Exercise: Copy the lines that follow, keeping every character the same.

[Figure contents as structured data]

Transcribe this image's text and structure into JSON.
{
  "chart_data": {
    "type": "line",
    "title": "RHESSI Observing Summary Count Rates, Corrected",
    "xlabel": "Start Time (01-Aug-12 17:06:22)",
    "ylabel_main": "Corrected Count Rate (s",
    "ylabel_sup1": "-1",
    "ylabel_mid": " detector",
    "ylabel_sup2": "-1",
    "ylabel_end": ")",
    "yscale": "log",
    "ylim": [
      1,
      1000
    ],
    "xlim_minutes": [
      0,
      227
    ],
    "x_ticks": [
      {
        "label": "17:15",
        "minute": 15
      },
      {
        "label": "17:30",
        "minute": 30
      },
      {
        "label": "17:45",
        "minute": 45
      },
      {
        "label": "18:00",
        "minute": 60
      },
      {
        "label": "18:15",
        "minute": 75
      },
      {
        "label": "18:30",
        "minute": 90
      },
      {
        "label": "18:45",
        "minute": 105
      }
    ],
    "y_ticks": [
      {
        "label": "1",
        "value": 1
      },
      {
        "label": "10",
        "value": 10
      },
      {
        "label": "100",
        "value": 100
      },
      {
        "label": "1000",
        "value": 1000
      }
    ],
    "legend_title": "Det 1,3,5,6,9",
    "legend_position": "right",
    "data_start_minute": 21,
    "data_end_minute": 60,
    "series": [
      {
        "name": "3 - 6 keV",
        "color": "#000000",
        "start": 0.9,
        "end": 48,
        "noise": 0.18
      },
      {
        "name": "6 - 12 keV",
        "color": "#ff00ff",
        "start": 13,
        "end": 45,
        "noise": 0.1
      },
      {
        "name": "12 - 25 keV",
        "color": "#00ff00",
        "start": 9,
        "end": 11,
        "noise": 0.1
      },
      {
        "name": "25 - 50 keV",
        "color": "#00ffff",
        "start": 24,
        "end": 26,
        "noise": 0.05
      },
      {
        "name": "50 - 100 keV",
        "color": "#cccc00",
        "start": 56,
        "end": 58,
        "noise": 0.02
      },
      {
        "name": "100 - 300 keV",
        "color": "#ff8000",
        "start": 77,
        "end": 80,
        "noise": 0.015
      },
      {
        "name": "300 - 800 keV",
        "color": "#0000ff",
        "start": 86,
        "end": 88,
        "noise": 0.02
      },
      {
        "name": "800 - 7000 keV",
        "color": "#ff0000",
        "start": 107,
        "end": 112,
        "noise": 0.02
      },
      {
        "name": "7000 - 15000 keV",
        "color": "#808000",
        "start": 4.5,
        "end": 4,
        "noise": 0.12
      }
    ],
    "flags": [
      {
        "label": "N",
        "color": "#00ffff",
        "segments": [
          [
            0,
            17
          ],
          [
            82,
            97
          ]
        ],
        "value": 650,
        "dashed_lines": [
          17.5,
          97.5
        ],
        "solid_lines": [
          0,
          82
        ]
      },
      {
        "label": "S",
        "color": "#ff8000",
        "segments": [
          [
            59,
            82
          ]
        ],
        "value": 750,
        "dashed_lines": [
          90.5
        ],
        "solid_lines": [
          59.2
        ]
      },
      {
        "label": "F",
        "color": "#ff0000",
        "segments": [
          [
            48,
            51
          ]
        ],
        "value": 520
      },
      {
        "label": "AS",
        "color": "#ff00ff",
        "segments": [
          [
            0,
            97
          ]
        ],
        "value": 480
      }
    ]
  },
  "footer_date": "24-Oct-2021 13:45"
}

Output for this task:
Transcribe this image's text and structure into JSON.
{
  "chart_data": {
    "type": "line",
    "title": "RHESSI Observing Summary Count Rates, Corrected",
    "xlabel": "Start Time (01-Aug-12 17:06:22)",
    "ylabel_main": "Corrected Count Rate (s",
    "ylabel_sup1": "-1",
    "ylabel_mid": " detector",
    "ylabel_sup2": "-1",
    "ylabel_end": ")",
    "yscale": "log",
    "ylim": [
      1,
      1000
    ],
    "xlim_minutes": [
      0,
      227
    ],
    "x_ticks": [
      {
        "label": "17:15",
        "minute": 15
      },
      {
        "label": "17:30",
        "minute": 30
      },
      {
        "label": "17:45",
        "minute": 45
      },
      {
        "label": "18:00",
        "minute": 60
      },
      {
        "label": "18:15",
        "minute": 75
      },
      {
        "label": "18:30",
        "minute": 90
      },
      {
        "label": "18:45",
        "minute": 105
      }
    ],
    "y_ticks": [
      {
        "label": "1",
        "value": 1
      },
      {
        "label": "10",
        "value": 10
      },
      {
        "label": "100",
        "value": 100
      },
      {
        "label": "1000",
        "value": 1000
      }
    ],
    "legend_title": "Det 1,3,5,6,9",
    "legend_position": "right",
    "data_start_minute": 21,
    "data_end_minute": 60,
    "series": [
      {
        "name": "3 - 6 keV",
        "color": "#000000",
        "start": 0.9,
        "end": 48,
        "noise": 0.18
      },
      {
        "name": "6 - 12 keV",
        "color": "#ff00ff",
        "start": 13,
        "end": 45,
        "noise": 0.1
      },
      {
        "name": "12 - 25 keV",
        "color": "#00ff00",
        "start": 9,
        "end": 11,
        "noise": 0.1
      },
      {
        "name": "25 - 50 keV",
        "color": "#00ffff",
        "start": 24,
        "end": 26,
        "noise": 0.05
      },
      {
        "name": "50 - 100 keV",
        "color": "#cccc00",
        "start": 56,
        "end": 58,
        "noise": 0.02
      },
      {
        "name": "100 - 300 keV",
        "color": "#ff8000",
        "start": 77,
        "end": 80,
        "noise": 0.015
      },
      {
        "name": "300 - 800 keV",
        "color": "#0000ff",
        "start": 86,
        "end": 88,
        "noise": 0.02
      },
      {
        "name": "800 - 7000 keV",
        "color": "#ff0000",
        "start": 107,
        "end": 112,
        "noise": 0.02
      },
      {
        "name": "7000 - 15000 keV",
        "color": "#808000",
        "start": 4.5,
        "end": 4,
        "noise": 0.12
      }
    ],
    "flags": [
      {
        "label": "N",
        "color": "#00ffff",
        "segments": [
          [
            0,
            17
          ],
          [
            82,
            97
          ]
        ],
        "value": 650,
        "dashed_lines": [
          17.5,
          97.5
        ],
        "solid_lines": [
          0,
          82
        ]
      },
      {
        "label": "S",
        "color": "#ff8000",
        "segments": [
          [
            59,
            82
          ]
        ],
        "value": 750,
        "dashed_lines": [
          90.5
        ],
        "solid_lines": [
          59.2
        ]
      },
      {
        "label": "F",
        "color": "#ff0000",
        "segments": [
          [
            48,
            51
          ]
        ],
        "value": 520
      },
      {
        "label": "AS",
        "color": "#ff00ff",
        "segments": [
          [
            0,
            97
          ]
        ],
        "value": 480
      }
    ]
  },
  "footer_date": "24-Oct-2021 13:45"
}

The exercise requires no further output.